### Task description
Reproduce every line in the listing that contains the word "header".

[Items from a dataset]

********

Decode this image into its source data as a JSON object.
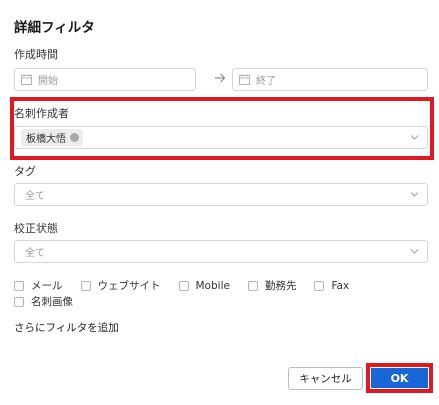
{
  "dialog": {
    "title": "詳細フィルタ"
  },
  "created_time": {
    "label": "作成時間",
    "start_placeholder": "開始",
    "end_placeholder": "終了",
    "calendar_icon": "calendar-icon",
    "arrow_icon": "arrow-right-icon"
  },
  "card_creator": {
    "label": "名刺作成者",
    "selected_chip": "板橋大悟",
    "chip_remove_icon": "remove-dot-icon"
  },
  "tag": {
    "label": "タグ",
    "value": "全て"
  },
  "proofread_status": {
    "label": "校正状態",
    "value": "全て"
  },
  "checkboxes": [
    "メール",
    "ウェブサイト",
    "Mobile",
    "勤務先",
    "Fax",
    "名刺画像"
  ],
  "add_filter_label": "さらにフィルタを追加",
  "buttons": {
    "cancel": "キャンセル",
    "ok": "OK"
  },
  "colors": {
    "highlight": "#e0181f",
    "primary": "#1768d6",
    "border": "#d6d6d6"
  }
}
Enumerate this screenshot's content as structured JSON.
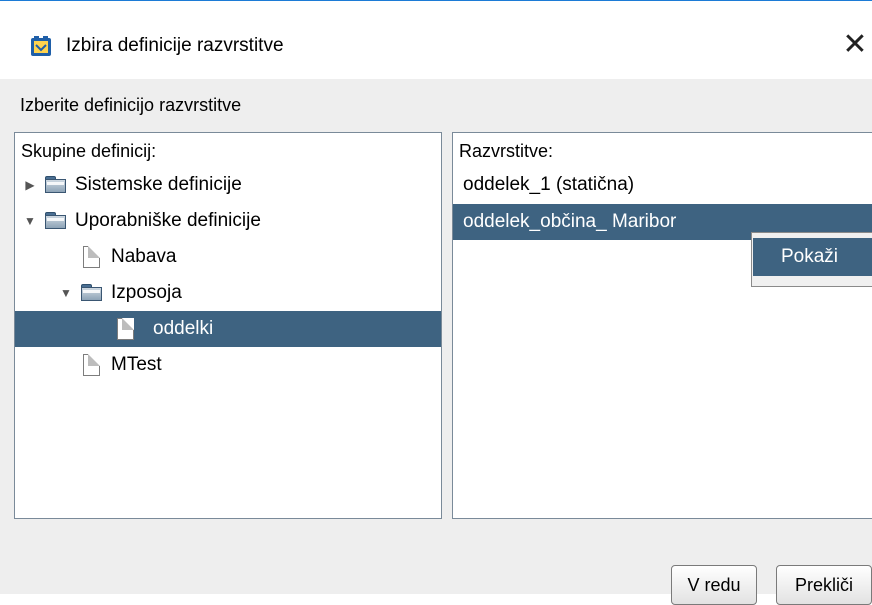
{
  "window": {
    "title": "Izbira definicije razvrstitve",
    "close_glyph": "✕"
  },
  "subtitle": "Izberite definicijo razvrstitve",
  "left_panel": {
    "header": "Skupine definicij:",
    "tree": [
      {
        "label": "Sistemske definicije",
        "type": "folder",
        "expanded": false,
        "level": 0
      },
      {
        "label": "Uporabniške definicije",
        "type": "folder",
        "expanded": true,
        "level": 0
      },
      {
        "label": "Nabava",
        "type": "document",
        "level": 1
      },
      {
        "label": "Izposoja",
        "type": "folder",
        "expanded": true,
        "level": 1
      },
      {
        "label": "oddelki",
        "type": "document",
        "level": 2,
        "selected": true
      },
      {
        "label": "MTest",
        "type": "document",
        "level": 1
      }
    ]
  },
  "right_panel": {
    "header": "Razvrstitve:",
    "items": [
      {
        "label": "oddelek_1 (statična)",
        "selected": false
      },
      {
        "label": "oddelek_občina_ Maribor",
        "selected": true
      }
    ]
  },
  "context_menu": {
    "items": [
      "Pokaži"
    ]
  },
  "buttons": {
    "ok": "V redu",
    "cancel": "Prekliči"
  },
  "colors": {
    "selection": "#3e6381",
    "window_border": "#1c7bd6",
    "background": "#eeeeee"
  }
}
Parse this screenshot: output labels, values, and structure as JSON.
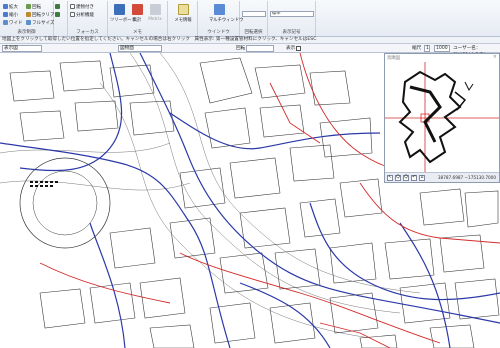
{
  "ribbon": {
    "small_buttons": [
      "拡大",
      "回転",
      "縮小",
      "回転クリア",
      "ワイド",
      "フルサイズ",
      "戻る",
      "進む"
    ],
    "group_view_title": "表示制御",
    "layer_label": "建物付き",
    "unit_label": "分析機能",
    "group_layer_title": "フォーカス",
    "big_buttons": [
      "ツリーボード",
      "集計",
      "Metrix",
      "メモ情報",
      "マルチウィンドウ"
    ],
    "group_meta_title": "メモ",
    "group_window_title": "ウインドウ",
    "group_rotate_title": "回転選択",
    "symbol_select": "標準",
    "group_display_title": "表示記号"
  },
  "status_line": "地図上をクリックして取得したい位置を指定してください。キャンセルの場合は右クリック　属性表示: 第一種設置管材料にクリック、キャンセルはESC",
  "toolbar2": {
    "scale_field": "表示図",
    "layer_field": "図物面",
    "rotate_label": "回転",
    "show_label": "表示",
    "scale_label": "縮尺",
    "scale_value": "1",
    "scale_denominator": "1000",
    "user_info": "ユーザー名：SNAP1(大倉寿)"
  },
  "overview": {
    "title": "鳥瞰図",
    "close": "×",
    "tools": [
      "↖",
      "Q",
      "Q",
      "↶",
      "⌂"
    ],
    "coordinates": "38787.6987  −175130.7000",
    "zoom": "1m"
  },
  "colors": {
    "road_blue": "#2b39a8",
    "road_red": "#d42a2a",
    "building": "#3a3a3a"
  }
}
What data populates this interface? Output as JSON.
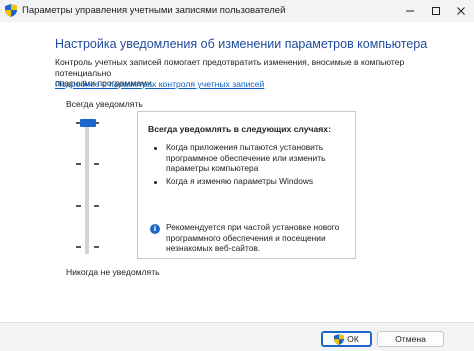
{
  "window": {
    "title": "Параметры управления учетными записями пользователей"
  },
  "heading": "Настройка уведомления об изменении параметров компьютера",
  "description_lines": [
    "Контроль учетных записей помогает предотвратить изменения, вносимые в компьютер потенциально",
    "опасными программами."
  ],
  "more_link": "Подробнее о параметрах контроля учетных записей",
  "slider": {
    "top_label": "Всегда уведомлять",
    "bottom_label": "Никогда не уведомлять",
    "positions": 4,
    "selected_level": 1
  },
  "info": {
    "title": "Всегда уведомлять в следующих случаях:",
    "items": [
      [
        "Когда приложения пытаются установить",
        "программное обеспечение или изменить",
        "параметры компьютера"
      ],
      [
        "Когда я изменяю параметры Windows"
      ]
    ],
    "note_lines": [
      "Рекомендуется при частой установке нового",
      "программного обеспечения и посещении",
      "незнакомых веб-сайтов."
    ]
  },
  "buttons": {
    "ok": "ОК",
    "cancel": "Отмена"
  },
  "colors": {
    "heading": "#1f4b9c",
    "accent": "#1c67c9",
    "link": "#0b5fc0"
  },
  "icons": {
    "app": "uac-shield-icon",
    "ok": "uac-shield-icon",
    "info": "info-icon"
  }
}
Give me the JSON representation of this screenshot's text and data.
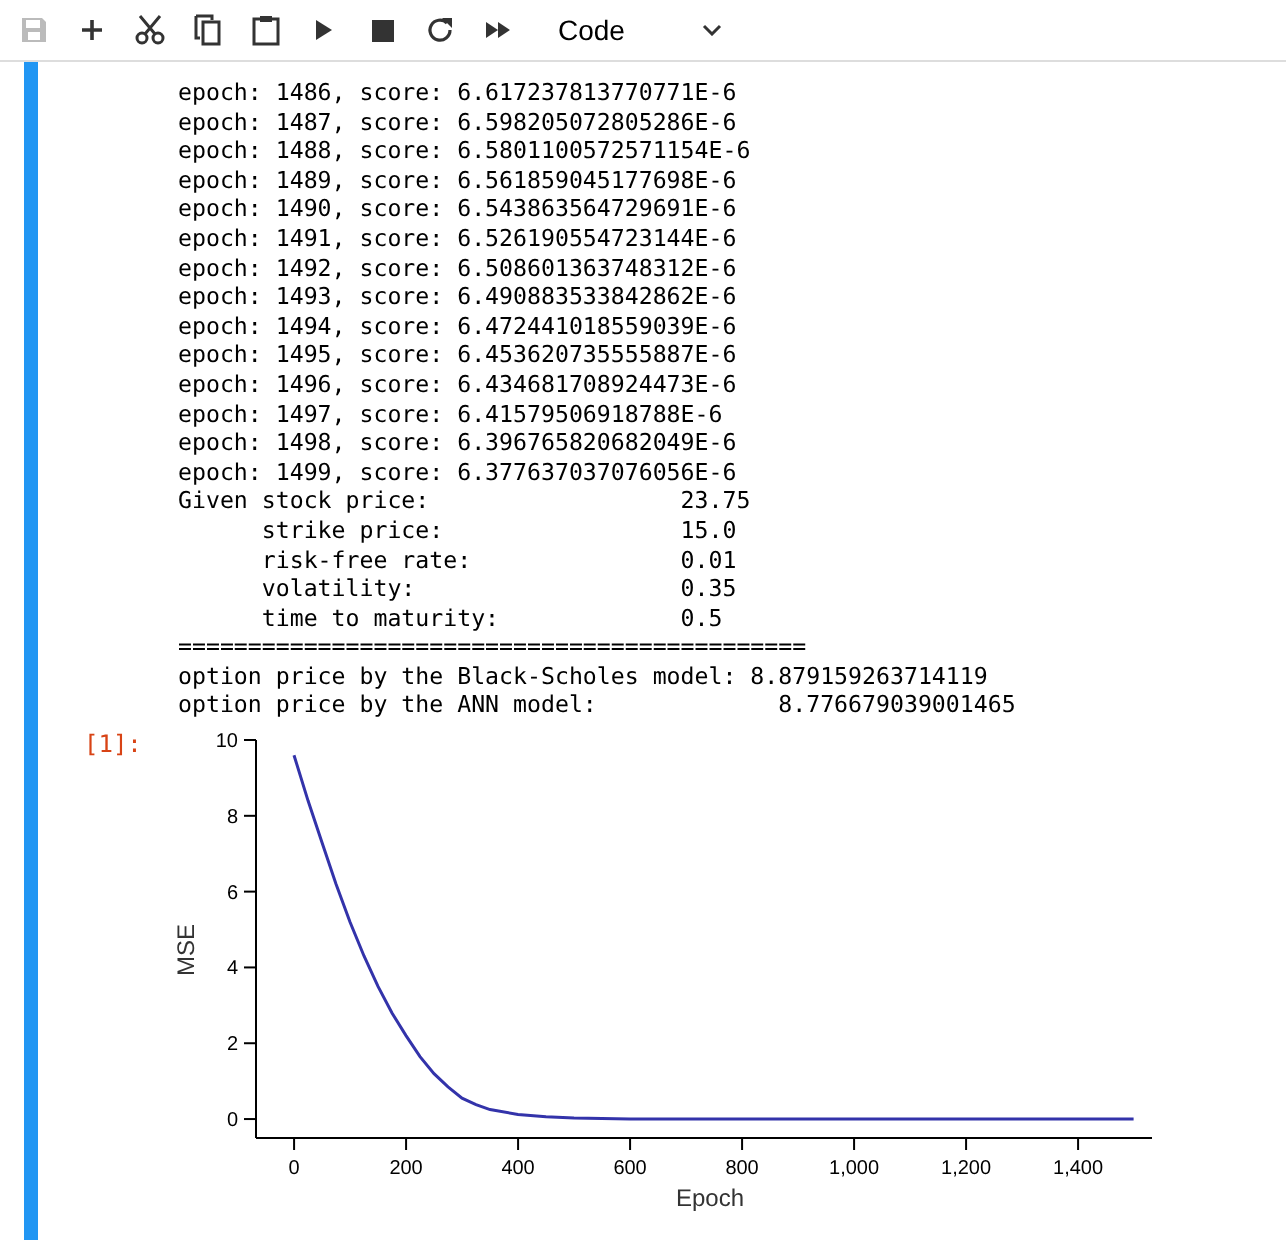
{
  "toolbar": {
    "buttons": [
      {
        "kind": "save",
        "disabled": true
      },
      {
        "kind": "add",
        "disabled": false
      },
      {
        "kind": "cut",
        "disabled": false
      },
      {
        "kind": "copy",
        "disabled": false
      },
      {
        "kind": "paste",
        "disabled": false
      },
      {
        "kind": "run",
        "disabled": false
      },
      {
        "kind": "stop",
        "disabled": false
      },
      {
        "kind": "restart",
        "disabled": false
      },
      {
        "kind": "run-all",
        "disabled": false
      }
    ],
    "cell_type": "Code"
  },
  "output": {
    "lines": [
      "epoch: 1486, score: 6.617237813770771E-6",
      "epoch: 1487, score: 6.598205072805286E-6",
      "epoch: 1488, score: 6.5801100572571154E-6",
      "epoch: 1489, score: 6.561859045177698E-6",
      "epoch: 1490, score: 6.543863564729691E-6",
      "epoch: 1491, score: 6.526190554723144E-6",
      "epoch: 1492, score: 6.508601363748312E-6",
      "epoch: 1493, score: 6.490883533842862E-6",
      "epoch: 1494, score: 6.472441018559039E-6",
      "epoch: 1495, score: 6.453620735555887E-6",
      "epoch: 1496, score: 6.434681708924473E-6",
      "epoch: 1497, score: 6.41579506918788E-6",
      "epoch: 1498, score: 6.396765820682049E-6",
      "epoch: 1499, score: 6.377637037076056E-6",
      "Given stock price:                  23.75",
      "      strike price:                 15.0",
      "      risk-free rate:               0.01",
      "      volatility:                   0.35",
      "      time to maturity:             0.5",
      "=============================================",
      "option price by the Black-Scholes model: 8.879159263714119",
      "option price by the ANN model:             8.776679039001465"
    ]
  },
  "execution_prompt": "[1]:",
  "chart_data": {
    "type": "line",
    "xlabel": "Epoch",
    "ylabel": "MSE",
    "x": [
      0,
      25,
      50,
      75,
      100,
      125,
      150,
      175,
      200,
      225,
      250,
      275,
      300,
      325,
      350,
      400,
      450,
      500,
      600,
      800,
      1000,
      1200,
      1499
    ],
    "series": [
      {
        "color": "#3333aa",
        "values": [
          9.6,
          8.4,
          7.3,
          6.2,
          5.2,
          4.3,
          3.5,
          2.8,
          2.2,
          1.65,
          1.2,
          0.85,
          0.55,
          0.38,
          0.25,
          0.12,
          0.06,
          0.03,
          0.0,
          0.0,
          0.0,
          0.0,
          0.0
        ]
      }
    ],
    "xlim": [
      -68,
      1532
    ],
    "xticks": [
      {
        "value": 0,
        "label": "0"
      },
      {
        "value": 200,
        "label": "200"
      },
      {
        "value": 400,
        "label": "400"
      },
      {
        "value": 600,
        "label": "600"
      },
      {
        "value": 800,
        "label": "800"
      },
      {
        "value": 1000,
        "label": "1,000"
      },
      {
        "value": 1200,
        "label": "1,200"
      },
      {
        "value": 1400,
        "label": "1,400"
      }
    ],
    "yticks": [
      0,
      2,
      4,
      6,
      8,
      10
    ],
    "ylim": [
      -0.5,
      10
    ]
  }
}
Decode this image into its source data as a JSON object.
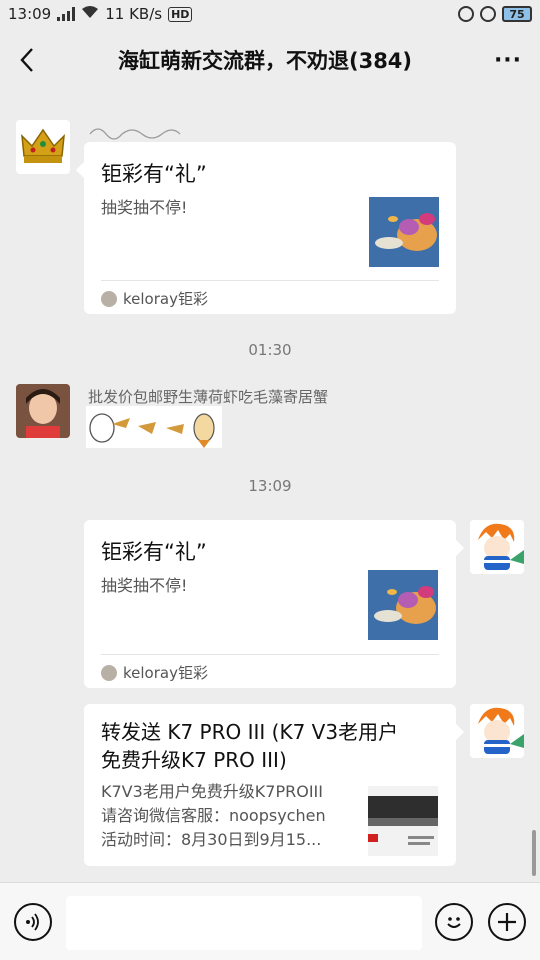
{
  "status": {
    "time": "13:09",
    "network_speed": "11 KB/s",
    "hd_label": "HD",
    "battery": "75"
  },
  "header": {
    "title": "海缸萌新交流群，不劝退(384)",
    "more": "···"
  },
  "messages": [
    {
      "card": {
        "title": "钜彩有“礼”",
        "desc": "抽奖抽不停!",
        "source": "keloray钜彩"
      }
    },
    {
      "timestamp": "01:30"
    },
    {
      "sender": "批发价包邮野生薄荷虾吃毛藻寄居蟹"
    },
    {
      "timestamp": "13:09"
    },
    {
      "card": {
        "title": "钜彩有“礼”",
        "desc": "抽奖抽不停!",
        "source": "keloray钜彩"
      }
    },
    {
      "card": {
        "title_line1": "转发送 K7 PRO III (K7 V3老用户",
        "title_line2": "免费升级K7 PRO III)",
        "desc_line1": "K7V3老用户免费升级K7PROIII",
        "desc_line2": "请咨询微信客服：noopsychen",
        "desc_line3": "活动时间：8月30日到9月15..."
      }
    }
  ],
  "colors": {
    "background": "#ededed",
    "card": "#ffffff",
    "bottom_bar": "#f7f7f7"
  },
  "icons": [
    "back-arrow-icon",
    "more-icon",
    "voice-icon",
    "emoji-icon",
    "plus-icon",
    "crown-icon"
  ]
}
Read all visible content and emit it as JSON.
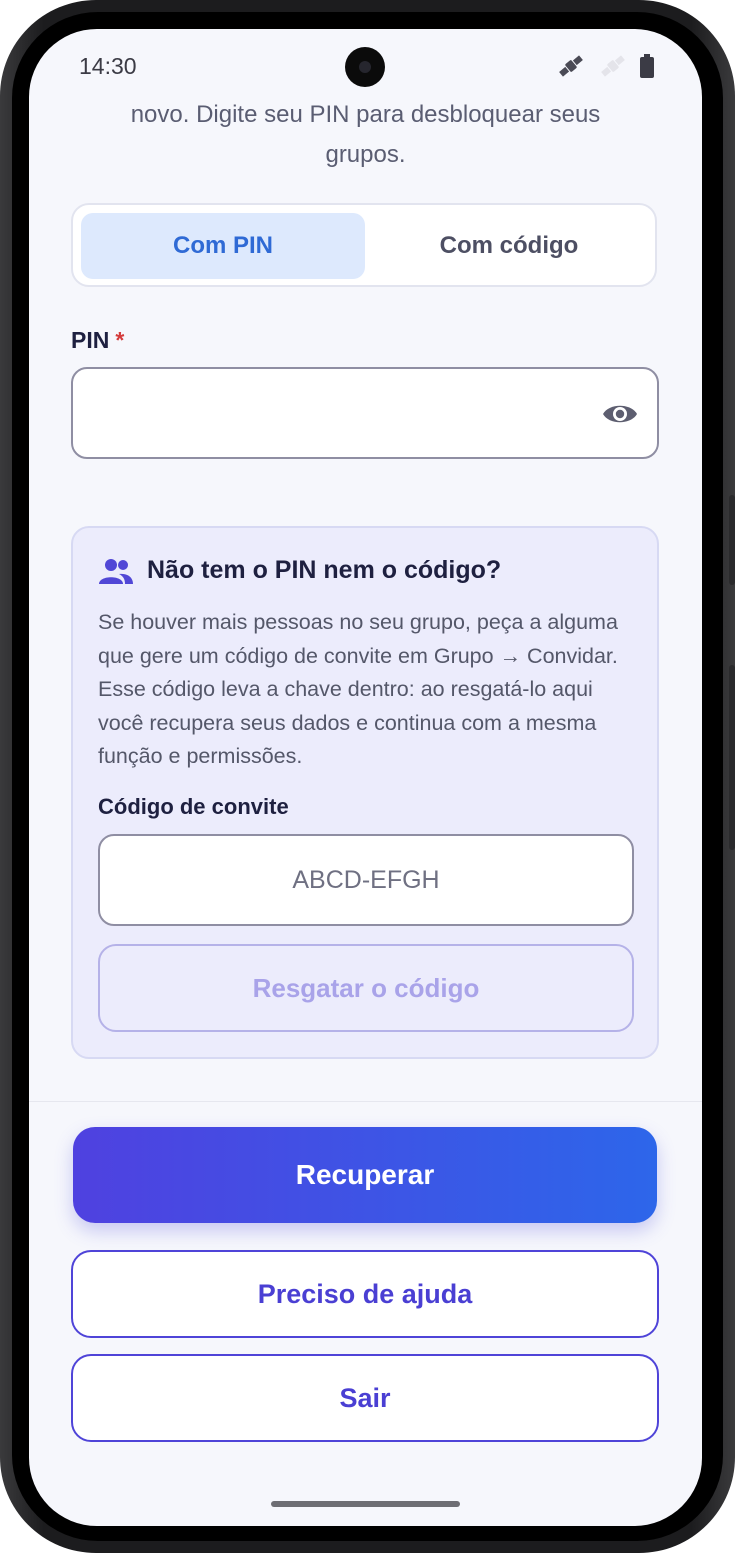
{
  "status_bar": {
    "time": "14:30"
  },
  "intro": {
    "line1": "novo. Digite seu PIN para desbloquear seus",
    "line2": "grupos."
  },
  "tabs": [
    {
      "label": "Com PIN",
      "active": true
    },
    {
      "label": "Com código",
      "active": false
    }
  ],
  "pin": {
    "label": "PIN",
    "required_mark": "*",
    "value": "",
    "visibility_icon": "eye-icon"
  },
  "help_card": {
    "icon": "group-icon",
    "title": "Não tem o PIN nem o código?",
    "text": "Se houver mais pessoas no seu grupo, peça a alguma que gere um código de convite em Grupo → Convidar. Esse código leva a chave dentro: ao resgatá-lo aqui você recupera seus dados e continua com a mesma função e permissões.",
    "invite_label": "Código de convite",
    "invite_placeholder": "ABCD-EFGH",
    "redeem_label": "Resgatar o código"
  },
  "actions": {
    "recover_label": "Recuperar",
    "help_label": "Preciso de ajuda",
    "exit_label": "Sair"
  },
  "colors": {
    "primary_gradient_start": "#4f41e0",
    "primary_gradient_end": "#2d66ea",
    "accent": "#4a3fd3",
    "active_tab_bg": "#dde9fd",
    "active_tab_text": "#2f6ad5",
    "card_bg": "#ececfc",
    "required": "#d43b3b"
  }
}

********

### The result
    "header": "Skupine definicij:",
    "header": "Razvrstitve:",
  "header": {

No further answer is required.